• [Set exercise]:
Wherever "text" appears in a line, copy that line.

• [Collected data]:
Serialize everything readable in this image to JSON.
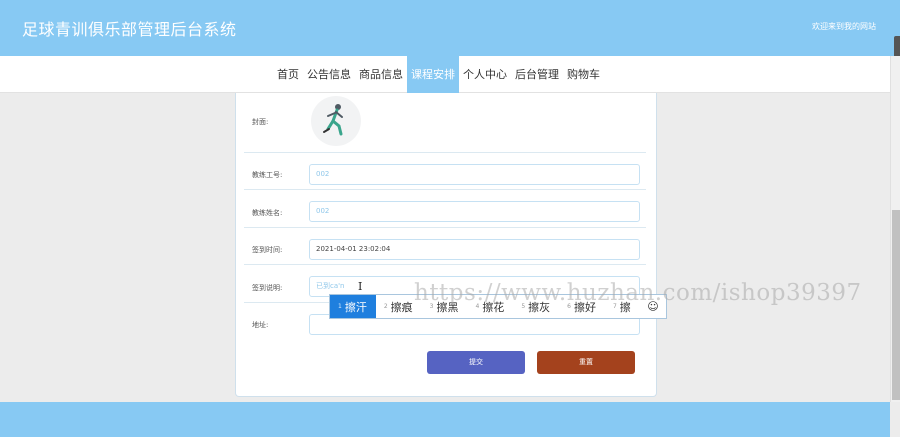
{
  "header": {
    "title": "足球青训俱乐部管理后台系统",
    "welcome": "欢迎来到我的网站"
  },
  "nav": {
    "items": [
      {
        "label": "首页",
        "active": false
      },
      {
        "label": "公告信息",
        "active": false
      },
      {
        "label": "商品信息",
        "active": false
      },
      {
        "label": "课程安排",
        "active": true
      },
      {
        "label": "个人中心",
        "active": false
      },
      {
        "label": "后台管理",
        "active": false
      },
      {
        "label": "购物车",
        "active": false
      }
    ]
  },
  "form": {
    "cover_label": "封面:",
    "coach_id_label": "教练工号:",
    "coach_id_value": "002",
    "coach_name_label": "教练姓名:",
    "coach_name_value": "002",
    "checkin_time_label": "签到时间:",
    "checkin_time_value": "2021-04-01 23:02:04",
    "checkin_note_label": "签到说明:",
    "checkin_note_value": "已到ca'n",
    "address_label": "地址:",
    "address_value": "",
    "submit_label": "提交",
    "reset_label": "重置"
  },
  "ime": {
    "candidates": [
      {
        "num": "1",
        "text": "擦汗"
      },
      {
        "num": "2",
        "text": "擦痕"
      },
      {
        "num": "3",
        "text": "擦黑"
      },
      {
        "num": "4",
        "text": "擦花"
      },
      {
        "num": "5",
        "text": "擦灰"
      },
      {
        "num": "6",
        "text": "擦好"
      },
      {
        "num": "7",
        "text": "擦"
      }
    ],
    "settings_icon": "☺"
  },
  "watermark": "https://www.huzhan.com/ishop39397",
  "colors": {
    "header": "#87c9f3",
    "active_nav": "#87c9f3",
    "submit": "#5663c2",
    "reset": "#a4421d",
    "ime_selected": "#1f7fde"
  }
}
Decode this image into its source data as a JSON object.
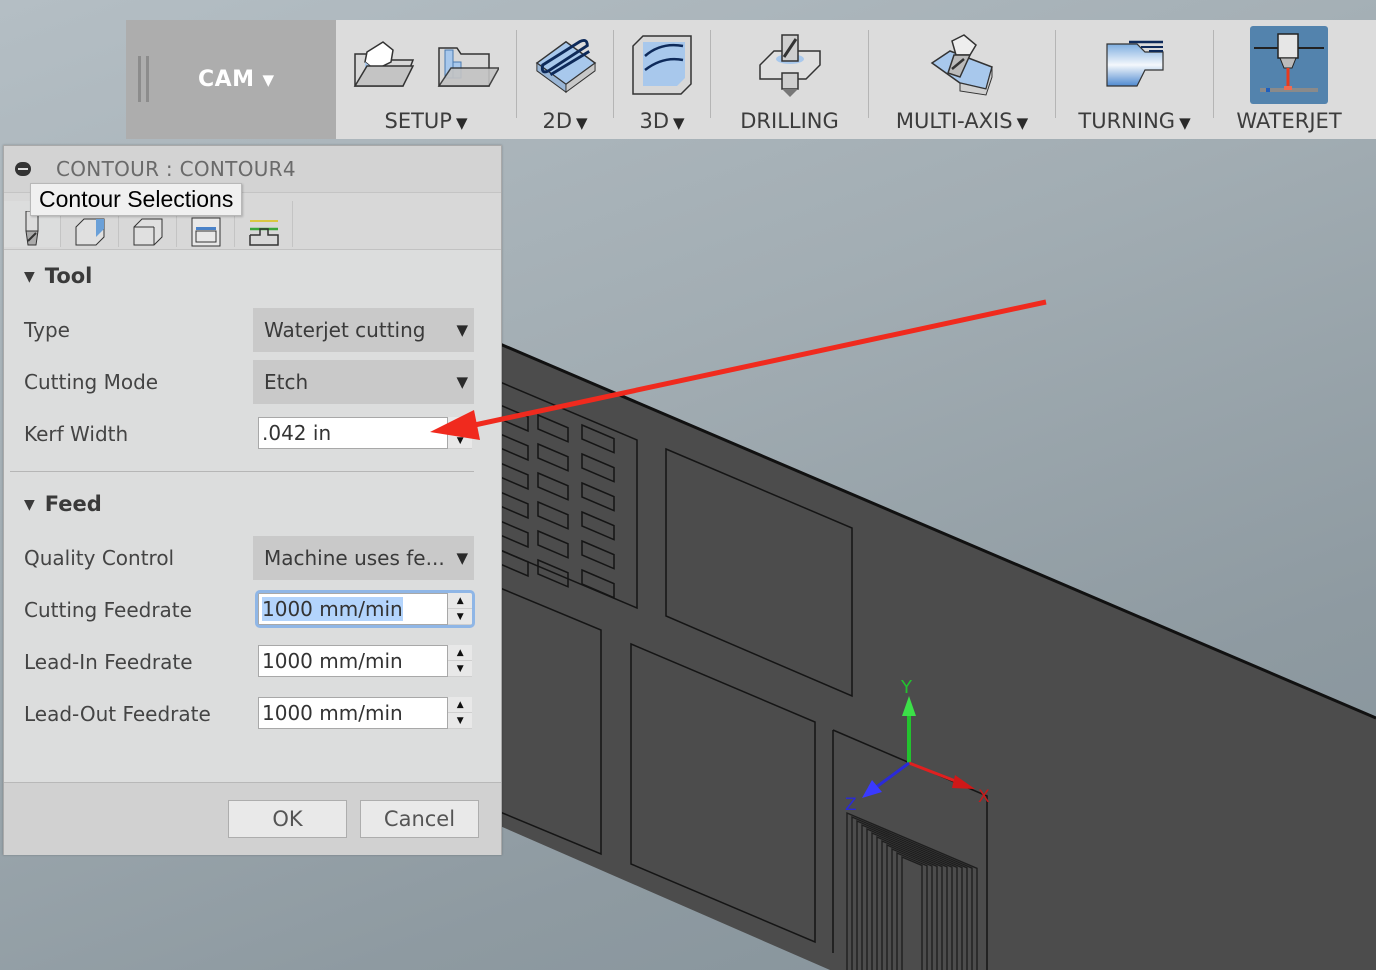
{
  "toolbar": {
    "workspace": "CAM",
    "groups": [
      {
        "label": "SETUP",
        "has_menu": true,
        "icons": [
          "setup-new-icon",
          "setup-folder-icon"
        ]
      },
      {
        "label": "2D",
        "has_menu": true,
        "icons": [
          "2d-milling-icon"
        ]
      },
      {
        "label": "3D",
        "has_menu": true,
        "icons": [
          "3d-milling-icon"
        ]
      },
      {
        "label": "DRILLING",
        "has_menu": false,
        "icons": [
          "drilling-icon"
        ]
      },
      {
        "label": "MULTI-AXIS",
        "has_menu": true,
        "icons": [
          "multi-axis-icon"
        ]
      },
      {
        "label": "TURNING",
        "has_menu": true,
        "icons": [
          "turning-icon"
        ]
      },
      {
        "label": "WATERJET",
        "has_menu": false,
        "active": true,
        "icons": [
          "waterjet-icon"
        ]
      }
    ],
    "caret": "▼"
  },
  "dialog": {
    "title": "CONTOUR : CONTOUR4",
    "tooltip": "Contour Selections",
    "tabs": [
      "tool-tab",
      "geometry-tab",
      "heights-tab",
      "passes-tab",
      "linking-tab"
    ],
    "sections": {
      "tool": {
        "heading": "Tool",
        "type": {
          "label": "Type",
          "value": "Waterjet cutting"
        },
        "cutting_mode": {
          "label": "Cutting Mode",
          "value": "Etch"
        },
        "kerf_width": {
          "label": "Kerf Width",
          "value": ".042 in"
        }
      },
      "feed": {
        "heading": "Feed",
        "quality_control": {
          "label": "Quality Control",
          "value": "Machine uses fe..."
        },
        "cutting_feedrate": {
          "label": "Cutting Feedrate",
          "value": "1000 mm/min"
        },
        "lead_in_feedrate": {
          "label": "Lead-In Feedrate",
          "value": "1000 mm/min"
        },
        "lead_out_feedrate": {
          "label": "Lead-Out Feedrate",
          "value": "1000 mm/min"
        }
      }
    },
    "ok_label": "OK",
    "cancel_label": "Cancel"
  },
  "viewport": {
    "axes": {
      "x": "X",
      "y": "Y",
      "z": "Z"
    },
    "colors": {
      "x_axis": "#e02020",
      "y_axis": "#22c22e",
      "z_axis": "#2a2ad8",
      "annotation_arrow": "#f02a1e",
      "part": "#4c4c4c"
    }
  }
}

• [Problem solution]:
        "text": "擦汗"
        "text": "擦痕"
        "text": "擦黑"
        "text": "擦花"
        "text": "擦灰"
        "text": "擦好"
        "text": "擦"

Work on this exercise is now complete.